Pull out every line of the items below word for word, leaving out the pictures.

(begin)

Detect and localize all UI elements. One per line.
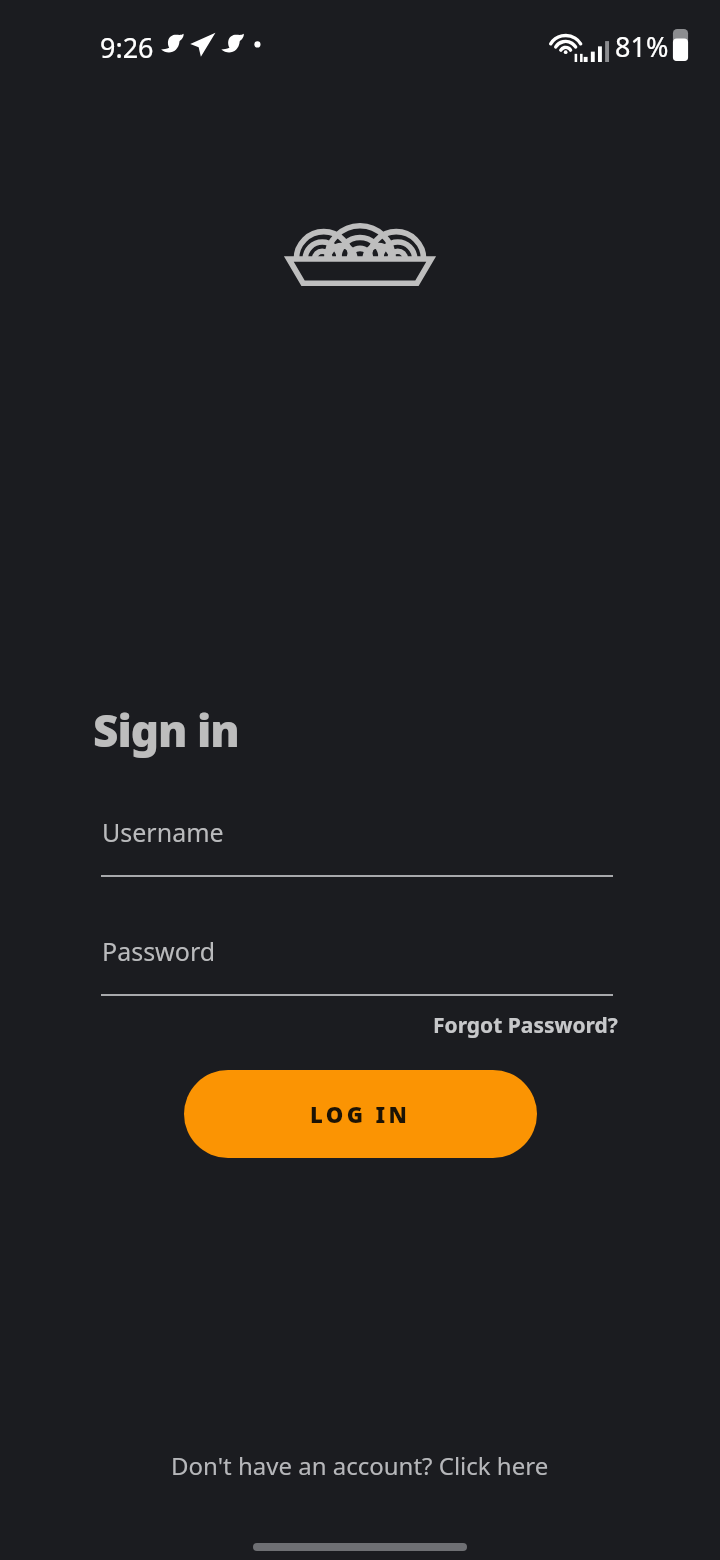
staticText: LOG IN (310, 1099, 411, 1129)
staticText: Username (102, 815, 224, 849)
staticText: Forgot Password? (433, 1011, 618, 1040)
button[interactable]: Forgot Password? (430, 1008, 621, 1043)
staticText: 9:26 (100, 29, 154, 66)
button[interactable]: Don't have an account? Click here (163, 1444, 557, 1487)
other: App logo (286, 214, 434, 286)
button[interactable]: Password (101, 934, 613, 996)
button[interactable]: Username (101, 815, 613, 877)
staticText: Sign in (93, 700, 239, 760)
staticText: Don't have an account? Click here (171, 1449, 549, 1482)
staticText: Password (102, 934, 216, 968)
button[interactable]: LOG IN (184, 1070, 537, 1158)
staticText: 81% (615, 28, 669, 65)
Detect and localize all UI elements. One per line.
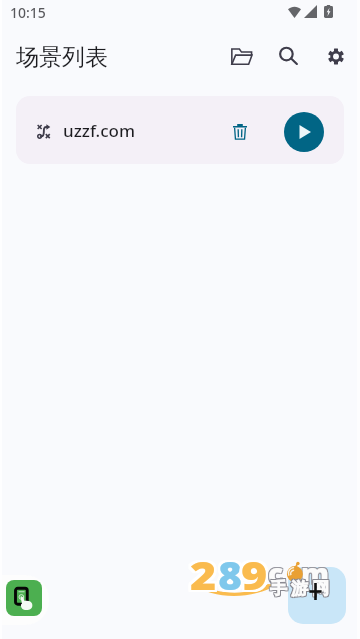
staticText: m — [302, 555, 331, 593]
button[interactable]: Search — [266, 34, 310, 78]
staticText: c — [269, 553, 285, 591]
staticText: 8 — [220, 548, 245, 600]
staticText: c — [267, 555, 283, 593]
staticText: 9 — [240, 549, 267, 601]
staticText: 8 — [217, 551, 242, 603]
staticText: 2 — [188, 548, 215, 600]
staticText: 手 — [269, 579, 286, 600]
staticText: 9 — [239, 550, 266, 602]
staticText: 2 — [189, 550, 216, 602]
staticText: 2 — [190, 551, 217, 603]
staticText: 网 — [313, 579, 330, 600]
staticText: 9 — [242, 551, 269, 603]
staticText: 手 — [269, 577, 286, 598]
button[interactable]: Auto clicker — [6, 580, 42, 616]
staticText: m — [302, 553, 331, 591]
staticText: 网 — [312, 577, 329, 598]
staticText: 2 — [191, 547, 218, 599]
staticText: 9 — [239, 548, 266, 600]
staticText: 2 — [192, 548, 219, 600]
staticText: 9 — [243, 551, 270, 603]
staticText: 游 — [291, 577, 308, 598]
staticText: 2 — [192, 549, 219, 601]
staticText: 8 — [219, 547, 244, 599]
staticText: m — [301, 553, 330, 591]
staticText: c — [267, 553, 283, 591]
staticText: m — [300, 553, 329, 591]
staticText: 8 — [219, 548, 244, 600]
staticText: 游 — [292, 579, 309, 600]
staticText: 手 — [271, 578, 288, 599]
staticText: 10:15 — [10, 3, 46, 22]
staticText: 8 — [216, 549, 241, 601]
staticText: 8 — [220, 549, 245, 601]
staticText: 2 — [192, 551, 219, 603]
staticText: uzzf.com — [63, 119, 136, 142]
button[interactable]: Settings — [314, 34, 358, 78]
staticText: m — [301, 554, 330, 592]
staticText: 2 — [188, 549, 215, 601]
staticText: 手 — [271, 579, 288, 600]
staticText: c — [268, 554, 284, 592]
staticText: 2 — [191, 548, 218, 600]
staticText: 网 — [313, 577, 330, 598]
staticText: 2 — [191, 551, 218, 603]
staticText: 9 — [239, 551, 266, 603]
staticText: 网 — [313, 578, 330, 599]
staticText: m — [300, 554, 329, 592]
staticText: 8 — [220, 550, 245, 602]
staticText: 手 — [271, 577, 288, 598]
staticText: c — [267, 554, 283, 592]
button[interactable]: Play — [284, 112, 324, 152]
staticText: 9 — [240, 548, 267, 600]
staticText: 8 — [220, 551, 245, 603]
staticText: 2 — [192, 547, 219, 599]
staticText: 9 — [241, 549, 268, 601]
staticText: 8 — [217, 548, 242, 600]
staticText: 9 — [240, 550, 267, 602]
staticText: 手 — [270, 578, 287, 599]
staticText: 手 — [269, 578, 286, 599]
staticText: 8 — [220, 547, 245, 599]
staticText: 2 — [189, 549, 216, 601]
staticText: c — [268, 553, 284, 591]
staticText: 9 — [243, 548, 270, 600]
staticText: 手 — [270, 579, 287, 600]
staticText: 9 — [243, 550, 270, 602]
staticText: 2 — [192, 550, 219, 602]
staticText: 8 — [219, 550, 244, 602]
staticText: 8 — [217, 547, 242, 599]
staticText: 2 — [190, 550, 217, 602]
staticText: 9 — [241, 547, 268, 599]
staticText: 2 — [190, 549, 217, 601]
staticText: 9 — [242, 548, 269, 600]
staticText: 8 — [218, 550, 243, 602]
staticText: 游 — [292, 577, 309, 598]
staticText: 8 — [216, 551, 241, 603]
staticText: 9 — [239, 549, 266, 601]
staticText: 游 — [290, 577, 307, 598]
staticText: 2 — [190, 547, 217, 599]
staticText: 8 — [217, 550, 242, 602]
staticText: c — [269, 554, 285, 592]
button[interactable]: uzzf.com — [16, 96, 344, 164]
staticText: 2 — [189, 551, 216, 603]
staticText: 网 — [311, 579, 328, 600]
button[interactable]: Delete — [222, 114, 258, 150]
staticText: 2 — [190, 548, 217, 600]
staticText: 网 — [312, 578, 329, 599]
staticText: 8 — [218, 548, 243, 600]
staticText: 9 — [241, 550, 268, 602]
staticText: 8 — [219, 549, 244, 601]
staticText: 2 — [191, 550, 218, 602]
staticText: 9 — [241, 551, 268, 603]
staticText: 2 — [188, 551, 215, 603]
staticText: 场景列表 — [16, 43, 108, 72]
staticText: 网 — [311, 578, 328, 599]
staticText: 游 — [291, 578, 308, 599]
staticText: 8 — [216, 548, 241, 600]
staticText: 9 — [239, 547, 266, 599]
button[interactable]: Open folder — [219, 34, 263, 78]
staticText: 游 — [290, 578, 307, 599]
staticText: c — [269, 555, 285, 593]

(end)

(Exercise response)
Detect and localize all UI elements. One per line.
staticText: LOG IN (310, 1099, 411, 1129)
staticText: Username (102, 815, 224, 849)
staticText: Forgot Password? (433, 1011, 618, 1040)
button[interactable]: Forgot Password? (430, 1008, 621, 1043)
staticText: 9:26 (100, 29, 154, 66)
button[interactable]: Don't have an account? Click here (163, 1444, 557, 1487)
other: App logo (286, 214, 434, 286)
button[interactable]: Password (101, 934, 613, 996)
button[interactable]: Username (101, 815, 613, 877)
staticText: Sign in (93, 700, 239, 760)
staticText: Don't have an account? Click here (171, 1449, 549, 1482)
staticText: Password (102, 934, 216, 968)
button[interactable]: LOG IN (184, 1070, 537, 1158)
staticText: 81% (615, 28, 669, 65)
Detect and localize all UI elements. One per line.
staticText: m — [302, 555, 331, 593]
button[interactable]: Search — [266, 34, 310, 78]
staticText: c — [269, 553, 285, 591]
staticText: 8 — [220, 548, 245, 600]
staticText: c — [267, 555, 283, 593]
staticText: 9 — [240, 549, 267, 601]
staticText: 8 — [217, 551, 242, 603]
staticText: 2 — [188, 548, 215, 600]
staticText: 手 — [269, 579, 286, 600]
staticText: 9 — [239, 550, 266, 602]
staticText: 2 — [189, 550, 216, 602]
staticText: 2 — [190, 551, 217, 603]
staticText: 网 — [313, 579, 330, 600]
staticText: 9 — [242, 551, 269, 603]
staticText: 手 — [269, 577, 286, 598]
button[interactable]: Auto clicker — [6, 580, 42, 616]
staticText: m — [302, 553, 331, 591]
staticText: 网 — [312, 577, 329, 598]
staticText: 2 — [191, 547, 218, 599]
staticText: 9 — [239, 548, 266, 600]
staticText: 2 — [192, 548, 219, 600]
staticText: 9 — [243, 551, 270, 603]
staticText: 游 — [291, 577, 308, 598]
staticText: 2 — [192, 549, 219, 601]
staticText: 8 — [219, 547, 244, 599]
staticText: m — [301, 553, 330, 591]
staticText: c — [267, 553, 283, 591]
staticText: m — [300, 553, 329, 591]
staticText: 8 — [219, 548, 244, 600]
staticText: 游 — [292, 579, 309, 600]
staticText: 手 — [271, 578, 288, 599]
staticText: 10:15 — [10, 3, 46, 22]
staticText: 8 — [216, 549, 241, 601]
staticText: 8 — [220, 549, 245, 601]
staticText: 2 — [192, 551, 219, 603]
staticText: uzzf.com — [63, 119, 136, 142]
button[interactable]: Settings — [314, 34, 358, 78]
staticText: m — [301, 554, 330, 592]
staticText: 2 — [188, 549, 215, 601]
staticText: 手 — [271, 579, 288, 600]
staticText: c — [268, 554, 284, 592]
staticText: 2 — [191, 548, 218, 600]
staticText: 网 — [313, 577, 330, 598]
staticText: 2 — [191, 551, 218, 603]
staticText: 9 — [239, 551, 266, 603]
staticText: 网 — [313, 578, 330, 599]
staticText: m — [300, 554, 329, 592]
staticText: 8 — [220, 550, 245, 602]
staticText: 手 — [271, 577, 288, 598]
staticText: c — [267, 554, 283, 592]
button[interactable]: Play — [284, 112, 324, 152]
staticText: 9 — [240, 548, 267, 600]
staticText: 8 — [220, 551, 245, 603]
staticText: 2 — [192, 547, 219, 599]
staticText: 9 — [241, 549, 268, 601]
staticText: 8 — [217, 548, 242, 600]
staticText: 9 — [240, 550, 267, 602]
staticText: 手 — [270, 578, 287, 599]
staticText: 手 — [269, 578, 286, 599]
staticText: 8 — [220, 547, 245, 599]
staticText: 2 — [189, 549, 216, 601]
staticText: c — [268, 553, 284, 591]
staticText: 9 — [243, 548, 270, 600]
staticText: 手 — [270, 579, 287, 600]
staticText: 9 — [243, 550, 270, 602]
staticText: 2 — [192, 550, 219, 602]
staticText: 8 — [219, 550, 244, 602]
staticText: 8 — [217, 547, 242, 599]
staticText: 2 — [190, 550, 217, 602]
staticText: 9 — [241, 547, 268, 599]
staticText: 2 — [190, 549, 217, 601]
staticText: 9 — [242, 548, 269, 600]
staticText: 8 — [218, 550, 243, 602]
staticText: 游 — [292, 577, 309, 598]
staticText: 8 — [216, 551, 241, 603]
staticText: 9 — [239, 549, 266, 601]
staticText: 游 — [290, 577, 307, 598]
staticText: 2 — [190, 547, 217, 599]
staticText: 8 — [217, 550, 242, 602]
staticText: c — [269, 554, 285, 592]
button[interactable]: uzzf.com — [16, 96, 344, 164]
staticText: 2 — [189, 551, 216, 603]
staticText: 网 — [311, 579, 328, 600]
button[interactable]: Delete — [222, 114, 258, 150]
staticText: 2 — [190, 548, 217, 600]
staticText: 网 — [312, 578, 329, 599]
staticText: 8 — [218, 548, 243, 600]
staticText: 9 — [241, 550, 268, 602]
staticText: 8 — [219, 549, 244, 601]
staticText: 2 — [191, 550, 218, 602]
staticText: 9 — [241, 551, 268, 603]
staticText: 2 — [188, 551, 215, 603]
staticText: 场景列表 — [16, 43, 108, 72]
staticText: 网 — [311, 578, 328, 599]
staticText: 游 — [291, 578, 308, 599]
staticText: 8 — [216, 548, 241, 600]
staticText: 9 — [239, 547, 266, 599]
button[interactable]: Open folder — [219, 34, 263, 78]
staticText: 游 — [290, 578, 307, 599]
staticText: c — [269, 555, 285, 593]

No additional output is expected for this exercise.